## [Dataset excerpt]
▼
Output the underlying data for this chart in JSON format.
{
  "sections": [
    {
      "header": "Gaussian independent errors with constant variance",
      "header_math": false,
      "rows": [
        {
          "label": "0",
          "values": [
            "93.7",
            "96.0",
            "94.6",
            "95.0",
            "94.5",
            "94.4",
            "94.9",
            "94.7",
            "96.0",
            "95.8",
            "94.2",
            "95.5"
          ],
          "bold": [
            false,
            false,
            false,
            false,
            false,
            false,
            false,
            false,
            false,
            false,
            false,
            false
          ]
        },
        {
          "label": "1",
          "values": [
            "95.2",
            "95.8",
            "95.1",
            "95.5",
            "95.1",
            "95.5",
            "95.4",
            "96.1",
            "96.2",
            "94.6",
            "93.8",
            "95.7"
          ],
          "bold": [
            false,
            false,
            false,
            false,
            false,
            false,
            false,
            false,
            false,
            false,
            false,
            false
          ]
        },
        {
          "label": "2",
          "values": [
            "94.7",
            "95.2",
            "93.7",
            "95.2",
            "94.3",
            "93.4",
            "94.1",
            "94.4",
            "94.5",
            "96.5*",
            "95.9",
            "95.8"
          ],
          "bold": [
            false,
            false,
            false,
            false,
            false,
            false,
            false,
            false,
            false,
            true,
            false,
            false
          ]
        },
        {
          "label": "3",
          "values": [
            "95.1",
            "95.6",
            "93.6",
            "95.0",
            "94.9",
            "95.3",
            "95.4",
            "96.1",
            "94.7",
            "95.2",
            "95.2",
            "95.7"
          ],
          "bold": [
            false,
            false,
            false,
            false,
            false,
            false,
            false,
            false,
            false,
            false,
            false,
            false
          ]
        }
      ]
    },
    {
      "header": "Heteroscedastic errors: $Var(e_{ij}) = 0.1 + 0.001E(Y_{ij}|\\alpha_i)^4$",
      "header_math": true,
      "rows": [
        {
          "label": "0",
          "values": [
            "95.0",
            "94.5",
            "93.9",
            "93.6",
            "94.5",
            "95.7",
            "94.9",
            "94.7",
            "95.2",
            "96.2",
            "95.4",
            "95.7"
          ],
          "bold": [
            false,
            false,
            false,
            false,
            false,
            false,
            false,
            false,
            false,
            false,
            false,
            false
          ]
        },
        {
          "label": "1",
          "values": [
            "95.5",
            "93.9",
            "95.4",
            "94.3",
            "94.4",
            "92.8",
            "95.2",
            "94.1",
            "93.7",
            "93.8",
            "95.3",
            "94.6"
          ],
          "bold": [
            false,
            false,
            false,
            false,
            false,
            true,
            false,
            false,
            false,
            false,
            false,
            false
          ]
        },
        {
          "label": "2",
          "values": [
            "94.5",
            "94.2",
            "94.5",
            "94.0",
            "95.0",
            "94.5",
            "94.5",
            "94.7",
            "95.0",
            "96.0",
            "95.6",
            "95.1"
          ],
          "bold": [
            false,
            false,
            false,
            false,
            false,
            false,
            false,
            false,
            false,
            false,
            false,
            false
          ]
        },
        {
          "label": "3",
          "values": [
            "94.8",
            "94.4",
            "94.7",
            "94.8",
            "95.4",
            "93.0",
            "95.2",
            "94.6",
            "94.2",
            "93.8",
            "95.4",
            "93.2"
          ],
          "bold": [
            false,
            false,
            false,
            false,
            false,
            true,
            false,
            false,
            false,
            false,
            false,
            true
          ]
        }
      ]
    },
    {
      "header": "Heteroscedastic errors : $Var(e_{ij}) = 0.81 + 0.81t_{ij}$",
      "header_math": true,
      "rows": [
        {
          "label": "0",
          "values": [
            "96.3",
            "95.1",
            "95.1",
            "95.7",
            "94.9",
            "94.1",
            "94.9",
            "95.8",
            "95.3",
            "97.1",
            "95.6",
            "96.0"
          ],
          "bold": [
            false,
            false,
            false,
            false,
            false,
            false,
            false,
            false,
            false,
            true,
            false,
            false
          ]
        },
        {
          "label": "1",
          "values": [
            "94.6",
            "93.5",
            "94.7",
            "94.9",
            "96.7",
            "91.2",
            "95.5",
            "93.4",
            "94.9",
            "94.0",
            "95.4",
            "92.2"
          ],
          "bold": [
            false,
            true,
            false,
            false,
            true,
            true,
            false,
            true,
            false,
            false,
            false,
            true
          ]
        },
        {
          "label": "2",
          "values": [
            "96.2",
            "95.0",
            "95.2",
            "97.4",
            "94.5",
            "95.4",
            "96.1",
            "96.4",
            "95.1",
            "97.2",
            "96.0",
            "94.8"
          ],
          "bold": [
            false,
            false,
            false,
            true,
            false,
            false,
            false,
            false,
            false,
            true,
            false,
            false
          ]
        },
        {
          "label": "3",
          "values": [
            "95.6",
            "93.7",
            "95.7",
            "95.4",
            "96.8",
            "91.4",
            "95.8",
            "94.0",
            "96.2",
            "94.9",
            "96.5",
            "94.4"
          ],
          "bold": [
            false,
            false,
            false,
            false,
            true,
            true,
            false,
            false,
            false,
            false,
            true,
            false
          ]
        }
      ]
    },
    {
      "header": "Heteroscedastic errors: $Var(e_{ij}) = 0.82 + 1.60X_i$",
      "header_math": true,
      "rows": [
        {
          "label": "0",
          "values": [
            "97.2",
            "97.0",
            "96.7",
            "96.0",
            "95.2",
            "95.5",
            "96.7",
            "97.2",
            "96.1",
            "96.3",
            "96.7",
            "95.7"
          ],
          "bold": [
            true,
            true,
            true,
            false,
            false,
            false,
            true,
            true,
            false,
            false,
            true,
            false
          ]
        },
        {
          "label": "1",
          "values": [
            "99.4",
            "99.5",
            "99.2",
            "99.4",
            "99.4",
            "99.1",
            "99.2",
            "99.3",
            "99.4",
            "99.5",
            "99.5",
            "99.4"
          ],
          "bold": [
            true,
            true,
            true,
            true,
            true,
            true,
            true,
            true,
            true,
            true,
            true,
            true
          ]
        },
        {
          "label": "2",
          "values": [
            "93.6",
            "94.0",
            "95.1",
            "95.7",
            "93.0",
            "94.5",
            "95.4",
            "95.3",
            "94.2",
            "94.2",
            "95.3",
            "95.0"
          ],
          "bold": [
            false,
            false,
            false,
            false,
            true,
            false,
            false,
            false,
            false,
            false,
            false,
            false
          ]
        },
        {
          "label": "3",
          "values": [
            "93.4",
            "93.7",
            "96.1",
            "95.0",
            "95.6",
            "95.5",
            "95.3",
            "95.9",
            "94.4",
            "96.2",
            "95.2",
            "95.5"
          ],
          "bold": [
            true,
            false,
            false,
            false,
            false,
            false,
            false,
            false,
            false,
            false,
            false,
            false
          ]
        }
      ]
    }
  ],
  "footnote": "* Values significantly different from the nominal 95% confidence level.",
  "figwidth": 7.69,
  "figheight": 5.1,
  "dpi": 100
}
▲
## [Aim]
Write out all records exactly, keeping every detail.

## [Complete response]
Output the underlying data for this chart in JSON format.
{
  "sections": [
    {
      "header": "Gaussian independent errors with constant variance",
      "header_math": false,
      "rows": [
        {
          "label": "0",
          "values": [
            "93.7",
            "96.0",
            "94.6",
            "95.0",
            "94.5",
            "94.4",
            "94.9",
            "94.7",
            "96.0",
            "95.8",
            "94.2",
            "95.5"
          ],
          "bold": [
            false,
            false,
            false,
            false,
            false,
            false,
            false,
            false,
            false,
            false,
            false,
            false
          ]
        },
        {
          "label": "1",
          "values": [
            "95.2",
            "95.8",
            "95.1",
            "95.5",
            "95.1",
            "95.5",
            "95.4",
            "96.1",
            "96.2",
            "94.6",
            "93.8",
            "95.7"
          ],
          "bold": [
            false,
            false,
            false,
            false,
            false,
            false,
            false,
            false,
            false,
            false,
            false,
            false
          ]
        },
        {
          "label": "2",
          "values": [
            "94.7",
            "95.2",
            "93.7",
            "95.2",
            "94.3",
            "93.4",
            "94.1",
            "94.4",
            "94.5",
            "96.5*",
            "95.9",
            "95.8"
          ],
          "bold": [
            false,
            false,
            false,
            false,
            false,
            false,
            false,
            false,
            false,
            true,
            false,
            false
          ]
        },
        {
          "label": "3",
          "values": [
            "95.1",
            "95.6",
            "93.6",
            "95.0",
            "94.9",
            "95.3",
            "95.4",
            "96.1",
            "94.7",
            "95.2",
            "95.2",
            "95.7"
          ],
          "bold": [
            false,
            false,
            false,
            false,
            false,
            false,
            false,
            false,
            false,
            false,
            false,
            false
          ]
        }
      ]
    },
    {
      "header": "Heteroscedastic errors: $Var(e_{ij}) = 0.1 + 0.001E(Y_{ij}|\\alpha_i)^4$",
      "header_math": true,
      "rows": [
        {
          "label": "0",
          "values": [
            "95.0",
            "94.5",
            "93.9",
            "93.6",
            "94.5",
            "95.7",
            "94.9",
            "94.7",
            "95.2",
            "96.2",
            "95.4",
            "95.7"
          ],
          "bold": [
            false,
            false,
            false,
            false,
            false,
            false,
            false,
            false,
            false,
            false,
            false,
            false
          ]
        },
        {
          "label": "1",
          "values": [
            "95.5",
            "93.9",
            "95.4",
            "94.3",
            "94.4",
            "92.8",
            "95.2",
            "94.1",
            "93.7",
            "93.8",
            "95.3",
            "94.6"
          ],
          "bold": [
            false,
            false,
            false,
            false,
            false,
            true,
            false,
            false,
            false,
            false,
            false,
            false
          ]
        },
        {
          "label": "2",
          "values": [
            "94.5",
            "94.2",
            "94.5",
            "94.0",
            "95.0",
            "94.5",
            "94.5",
            "94.7",
            "95.0",
            "96.0",
            "95.6",
            "95.1"
          ],
          "bold": [
            false,
            false,
            false,
            false,
            false,
            false,
            false,
            false,
            false,
            false,
            false,
            false
          ]
        },
        {
          "label": "3",
          "values": [
            "94.8",
            "94.4",
            "94.7",
            "94.8",
            "95.4",
            "93.0",
            "95.2",
            "94.6",
            "94.2",
            "93.8",
            "95.4",
            "93.2"
          ],
          "bold": [
            false,
            false,
            false,
            false,
            false,
            true,
            false,
            false,
            false,
            false,
            false,
            true
          ]
        }
      ]
    },
    {
      "header": "Heteroscedastic errors : $Var(e_{ij}) = 0.81 + 0.81t_{ij}$",
      "header_math": true,
      "rows": [
        {
          "label": "0",
          "values": [
            "96.3",
            "95.1",
            "95.1",
            "95.7",
            "94.9",
            "94.1",
            "94.9",
            "95.8",
            "95.3",
            "97.1",
            "95.6",
            "96.0"
          ],
          "bold": [
            false,
            false,
            false,
            false,
            false,
            false,
            false,
            false,
            false,
            true,
            false,
            false
          ]
        },
        {
          "label": "1",
          "values": [
            "94.6",
            "93.5",
            "94.7",
            "94.9",
            "96.7",
            "91.2",
            "95.5",
            "93.4",
            "94.9",
            "94.0",
            "95.4",
            "92.2"
          ],
          "bold": [
            false,
            true,
            false,
            false,
            true,
            true,
            false,
            true,
            false,
            false,
            false,
            true
          ]
        },
        {
          "label": "2",
          "values": [
            "96.2",
            "95.0",
            "95.2",
            "97.4",
            "94.5",
            "95.4",
            "96.1",
            "96.4",
            "95.1",
            "97.2",
            "96.0",
            "94.8"
          ],
          "bold": [
            false,
            false,
            false,
            true,
            false,
            false,
            false,
            false,
            false,
            true,
            false,
            false
          ]
        },
        {
          "label": "3",
          "values": [
            "95.6",
            "93.7",
            "95.7",
            "95.4",
            "96.8",
            "91.4",
            "95.8",
            "94.0",
            "96.2",
            "94.9",
            "96.5",
            "94.4"
          ],
          "bold": [
            false,
            false,
            false,
            false,
            true,
            true,
            false,
            false,
            false,
            false,
            true,
            false
          ]
        }
      ]
    },
    {
      "header": "Heteroscedastic errors: $Var(e_{ij}) = 0.82 + 1.60X_i$",
      "header_math": true,
      "rows": [
        {
          "label": "0",
          "values": [
            "97.2",
            "97.0",
            "96.7",
            "96.0",
            "95.2",
            "95.5",
            "96.7",
            "97.2",
            "96.1",
            "96.3",
            "96.7",
            "95.7"
          ],
          "bold": [
            true,
            true,
            true,
            false,
            false,
            false,
            true,
            true,
            false,
            false,
            true,
            false
          ]
        },
        {
          "label": "1",
          "values": [
            "99.4",
            "99.5",
            "99.2",
            "99.4",
            "99.4",
            "99.1",
            "99.2",
            "99.3",
            "99.4",
            "99.5",
            "99.5",
            "99.4"
          ],
          "bold": [
            true,
            true,
            true,
            true,
            true,
            true,
            true,
            true,
            true,
            true,
            true,
            true
          ]
        },
        {
          "label": "2",
          "values": [
            "93.6",
            "94.0",
            "95.1",
            "95.7",
            "93.0",
            "94.5",
            "95.4",
            "95.3",
            "94.2",
            "94.2",
            "95.3",
            "95.0"
          ],
          "bold": [
            false,
            false,
            false,
            false,
            true,
            false,
            false,
            false,
            false,
            false,
            false,
            false
          ]
        },
        {
          "label": "3",
          "values": [
            "93.4",
            "93.7",
            "96.1",
            "95.0",
            "95.6",
            "95.5",
            "95.3",
            "95.9",
            "94.4",
            "96.2",
            "95.2",
            "95.5"
          ],
          "bold": [
            true,
            false,
            false,
            false,
            false,
            false,
            false,
            false,
            false,
            false,
            false,
            false
          ]
        }
      ]
    }
  ],
  "footnote": "* Values significantly different from the nominal 95% confidence level.",
  "figwidth": 7.69,
  "figheight": 5.1,
  "dpi": 100
}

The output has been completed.